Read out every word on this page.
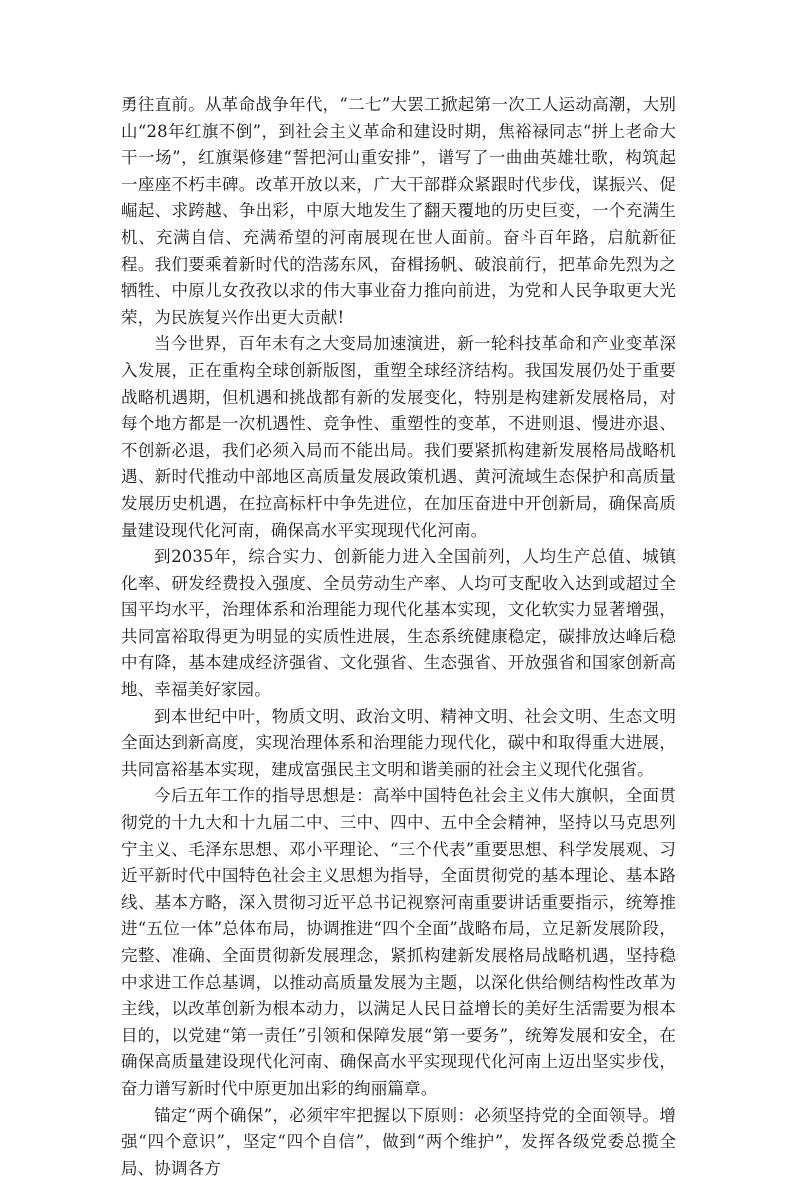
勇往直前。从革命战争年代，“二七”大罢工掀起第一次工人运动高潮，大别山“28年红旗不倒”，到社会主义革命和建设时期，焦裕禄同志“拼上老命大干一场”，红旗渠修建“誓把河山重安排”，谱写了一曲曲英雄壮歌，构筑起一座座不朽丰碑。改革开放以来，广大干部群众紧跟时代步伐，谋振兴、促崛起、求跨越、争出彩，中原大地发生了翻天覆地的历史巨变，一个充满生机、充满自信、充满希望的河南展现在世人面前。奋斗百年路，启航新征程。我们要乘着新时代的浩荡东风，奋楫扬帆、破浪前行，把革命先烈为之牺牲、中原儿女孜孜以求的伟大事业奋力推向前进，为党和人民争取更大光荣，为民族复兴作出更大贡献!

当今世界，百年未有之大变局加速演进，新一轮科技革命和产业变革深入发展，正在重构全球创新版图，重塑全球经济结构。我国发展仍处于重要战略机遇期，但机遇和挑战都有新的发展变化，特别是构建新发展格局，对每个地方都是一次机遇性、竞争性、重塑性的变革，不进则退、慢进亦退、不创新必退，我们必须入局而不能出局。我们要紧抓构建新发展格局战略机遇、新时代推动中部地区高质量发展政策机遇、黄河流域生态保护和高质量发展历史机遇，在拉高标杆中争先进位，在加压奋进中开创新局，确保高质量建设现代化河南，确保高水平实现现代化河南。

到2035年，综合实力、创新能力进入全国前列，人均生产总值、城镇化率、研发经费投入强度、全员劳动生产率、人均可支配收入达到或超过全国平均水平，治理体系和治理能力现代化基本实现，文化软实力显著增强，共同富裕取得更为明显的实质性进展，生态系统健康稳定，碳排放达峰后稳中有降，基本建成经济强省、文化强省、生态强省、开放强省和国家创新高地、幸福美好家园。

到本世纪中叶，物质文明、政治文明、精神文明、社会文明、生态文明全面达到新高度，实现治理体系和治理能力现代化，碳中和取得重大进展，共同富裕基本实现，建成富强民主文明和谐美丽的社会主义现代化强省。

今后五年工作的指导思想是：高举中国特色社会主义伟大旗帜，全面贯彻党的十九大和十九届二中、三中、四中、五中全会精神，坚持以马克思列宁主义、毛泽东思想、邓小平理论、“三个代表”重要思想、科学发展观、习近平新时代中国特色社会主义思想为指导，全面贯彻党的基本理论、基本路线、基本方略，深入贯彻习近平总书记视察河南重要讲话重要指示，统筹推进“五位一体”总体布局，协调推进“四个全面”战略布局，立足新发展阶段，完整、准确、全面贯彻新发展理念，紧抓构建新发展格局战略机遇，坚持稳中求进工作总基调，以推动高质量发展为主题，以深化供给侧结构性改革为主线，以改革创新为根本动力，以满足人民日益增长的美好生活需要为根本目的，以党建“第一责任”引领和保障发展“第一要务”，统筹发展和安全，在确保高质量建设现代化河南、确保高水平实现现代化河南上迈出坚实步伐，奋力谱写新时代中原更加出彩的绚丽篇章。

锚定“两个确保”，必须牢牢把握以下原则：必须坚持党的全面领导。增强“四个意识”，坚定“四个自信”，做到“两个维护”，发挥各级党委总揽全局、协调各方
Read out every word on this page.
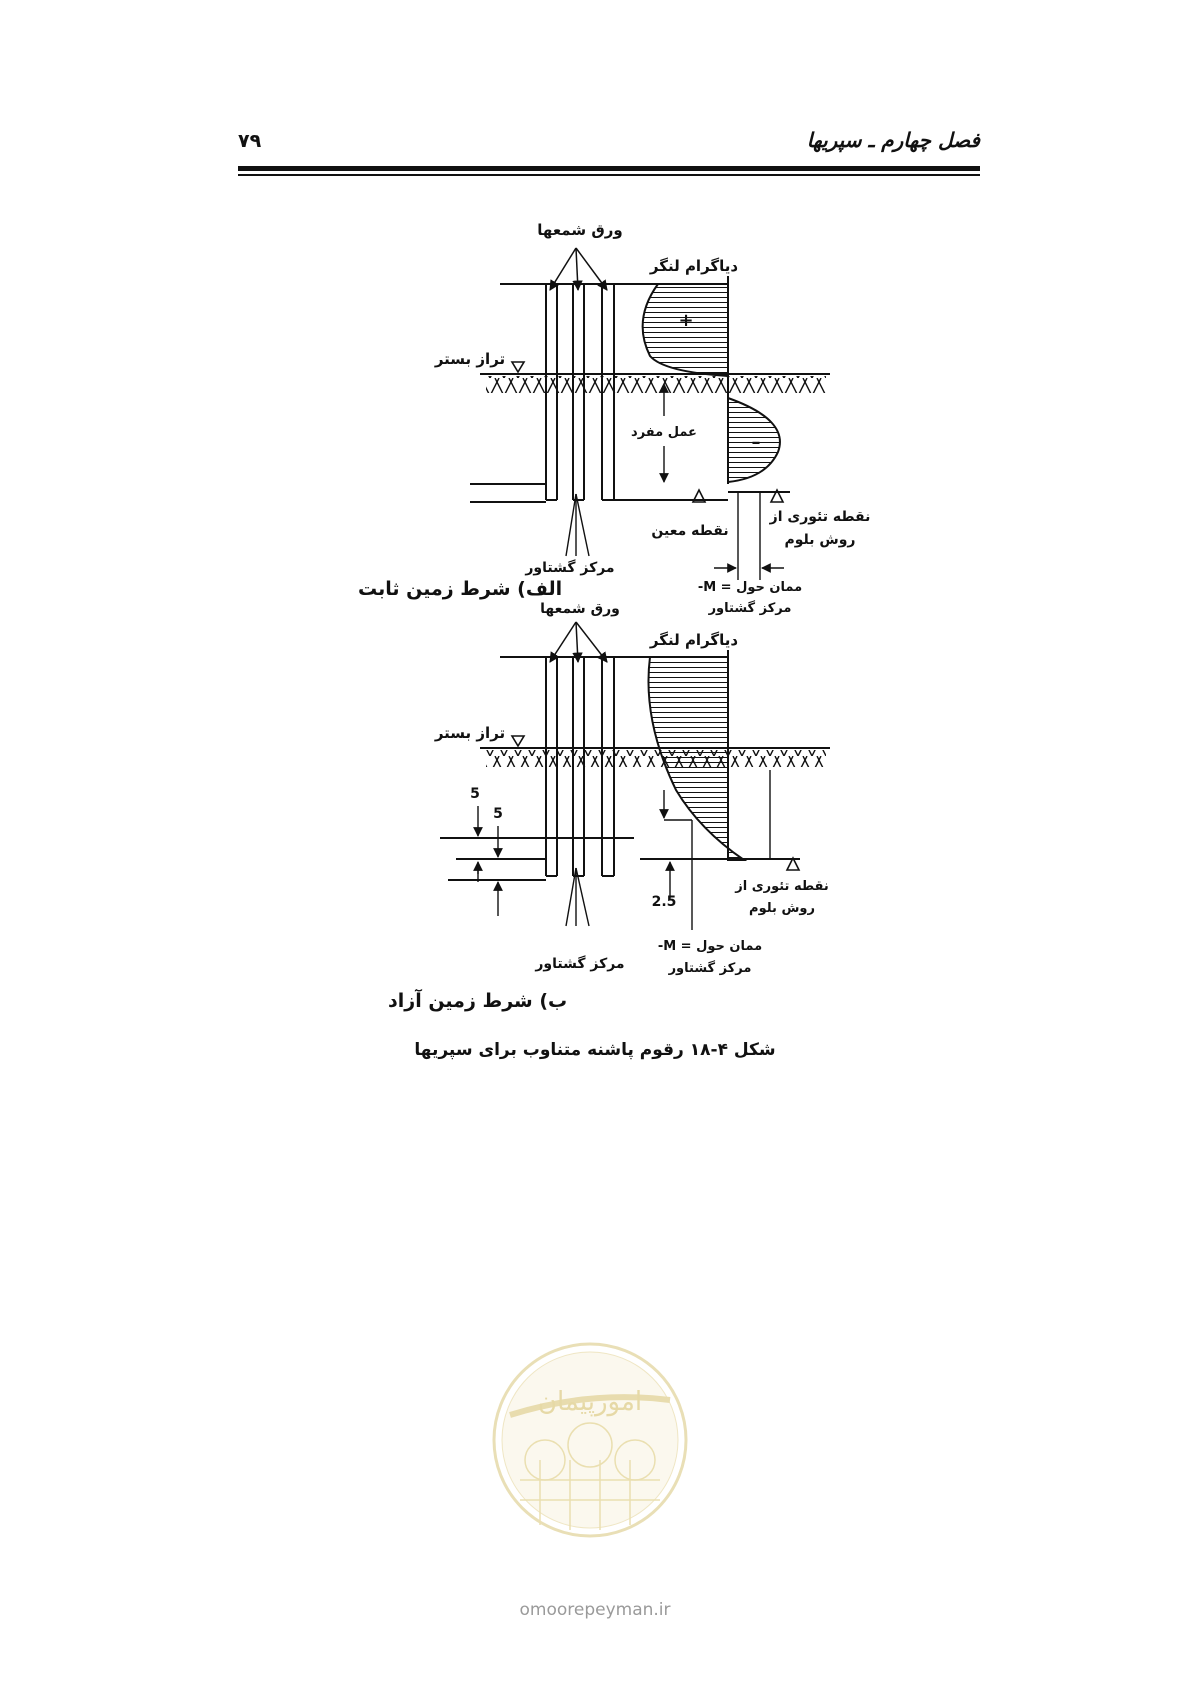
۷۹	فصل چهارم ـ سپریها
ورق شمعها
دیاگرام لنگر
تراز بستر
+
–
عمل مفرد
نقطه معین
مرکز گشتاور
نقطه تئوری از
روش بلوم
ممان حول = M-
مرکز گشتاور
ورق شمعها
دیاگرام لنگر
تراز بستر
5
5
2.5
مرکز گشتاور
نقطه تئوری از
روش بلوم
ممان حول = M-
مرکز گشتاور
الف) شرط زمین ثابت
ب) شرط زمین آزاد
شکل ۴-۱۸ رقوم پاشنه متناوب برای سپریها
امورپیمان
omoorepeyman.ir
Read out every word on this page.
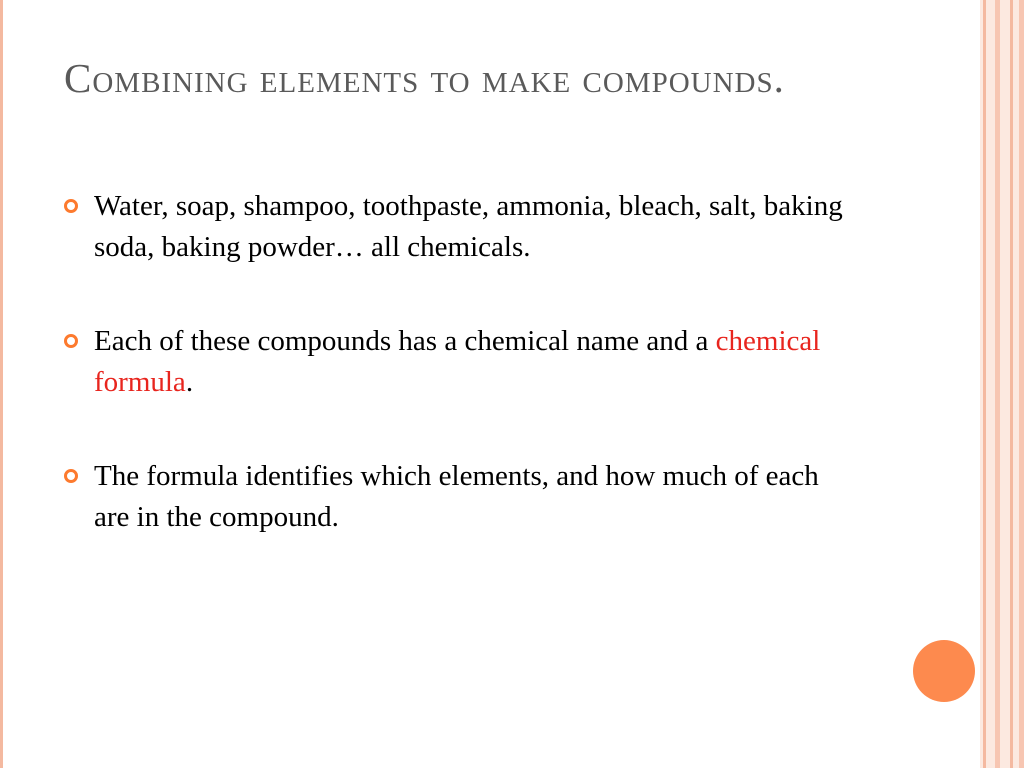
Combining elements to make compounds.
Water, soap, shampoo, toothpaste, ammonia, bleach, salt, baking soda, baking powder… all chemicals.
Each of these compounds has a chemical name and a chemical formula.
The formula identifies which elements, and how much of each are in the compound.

════════════════════

* Goal:
Make an exact copy of all entries above, dropping the images.

* Task response:
Read out every word on this page.
勇往直前。从革命战争年代，“二七”大罢工掀起第一次工人运动高潮，大别山“28年红旗不倒”，到社会主义革命和建设时期，焦裕禄同志“拼上老命大干一场”，红旗渠修建“誓把河山重安排”，谱写了一曲曲英雄壮歌，构筑起一座座不朽丰碑。改革开放以来，广大干部群众紧跟时代步伐，谋振兴、促崛起、求跨越、争出彩，中原大地发生了翻天覆地的历史巨变，一个充满生机、充满自信、充满希望的河南展现在世人面前。奋斗百年路，启航新征程。我们要乘着新时代的浩荡东风，奋楫扬帆、破浪前行，把革命先烈为之牺牲、中原儿女孜孜以求的伟大事业奋力推向前进，为党和人民争取更大光荣，为民族复兴作出更大贡献!

当今世界，百年未有之大变局加速演进，新一轮科技革命和产业变革深入发展，正在重构全球创新版图，重塑全球经济结构。我国发展仍处于重要战略机遇期，但机遇和挑战都有新的发展变化，特别是构建新发展格局，对每个地方都是一次机遇性、竞争性、重塑性的变革，不进则退、慢进亦退、不创新必退，我们必须入局而不能出局。我们要紧抓构建新发展格局战略机遇、新时代推动中部地区高质量发展政策机遇、黄河流域生态保护和高质量发展历史机遇，在拉高标杆中争先进位，在加压奋进中开创新局，确保高质量建设现代化河南，确保高水平实现现代化河南。

到2035年，综合实力、创新能力进入全国前列，人均生产总值、城镇化率、研发经费投入强度、全员劳动生产率、人均可支配收入达到或超过全国平均水平，治理体系和治理能力现代化基本实现，文化软实力显著增强，共同富裕取得更为明显的实质性进展，生态系统健康稳定，碳排放达峰后稳中有降，基本建成经济强省、文化强省、生态强省、开放强省和国家创新高地、幸福美好家园。

到本世纪中叶，物质文明、政治文明、精神文明、社会文明、生态文明全面达到新高度，实现治理体系和治理能力现代化，碳中和取得重大进展，共同富裕基本实现，建成富强民主文明和谐美丽的社会主义现代化强省。

今后五年工作的指导思想是：高举中国特色社会主义伟大旗帜，全面贯彻党的十九大和十九届二中、三中、四中、五中全会精神，坚持以马克思列宁主义、毛泽东思想、邓小平理论、“三个代表”重要思想、科学发展观、习近平新时代中国特色社会主义思想为指导，全面贯彻党的基本理论、基本路线、基本方略，深入贯彻习近平总书记视察河南重要讲话重要指示，统筹推进“五位一体”总体布局，协调推进“四个全面”战略布局，立足新发展阶段，完整、准确、全面贯彻新发展理念，紧抓构建新发展格局战略机遇，坚持稳中求进工作总基调，以推动高质量发展为主题，以深化供给侧结构性改革为主线，以改革创新为根本动力，以满足人民日益增长的美好生活需要为根本目的，以党建“第一责任”引领和保障发展“第一要务”，统筹发展和安全，在确保高质量建设现代化河南、确保高水平实现现代化河南上迈出坚实步伐，奋力谱写新时代中原更加出彩的绚丽篇章。

锚定“两个确保”，必须牢牢把握以下原则：必须坚持党的全面领导。增强“四个意识”，坚定“四个自信”，做到“两个维护”，发挥各级党委总揽全局、协调各方
Read out every word on this page.
۷۹	فصل چهارم ـ سپریها
ورق شمعها
دیاگرام لنگر
تراز بستر
+
–
عمل مفرد
نقطه معین
مرکز گشتاور
نقطه تئوری از
روش بلوم
ممان حول = M-
مرکز گشتاور
ورق شمعها
دیاگرام لنگر
تراز بستر
5
5
2.5
مرکز گشتاور
نقطه تئوری از
روش بلوم
ممان حول = M-
مرکز گشتاور
الف) شرط زمین ثابت
ب) شرط زمین آزاد
شکل ۴-۱۸ رقوم پاشنه متناوب برای سپریها
امورپیمان
omoorepeyman.ir
Read out every word on this page.
Combining elements to make compounds.
Water, soap, shampoo, toothpaste, ammonia, bleach, salt, baking soda, baking powder… all chemicals.
Each of these compounds has a chemical name and a chemical formula.
The formula identifies which elements, and how much of each are in the compound.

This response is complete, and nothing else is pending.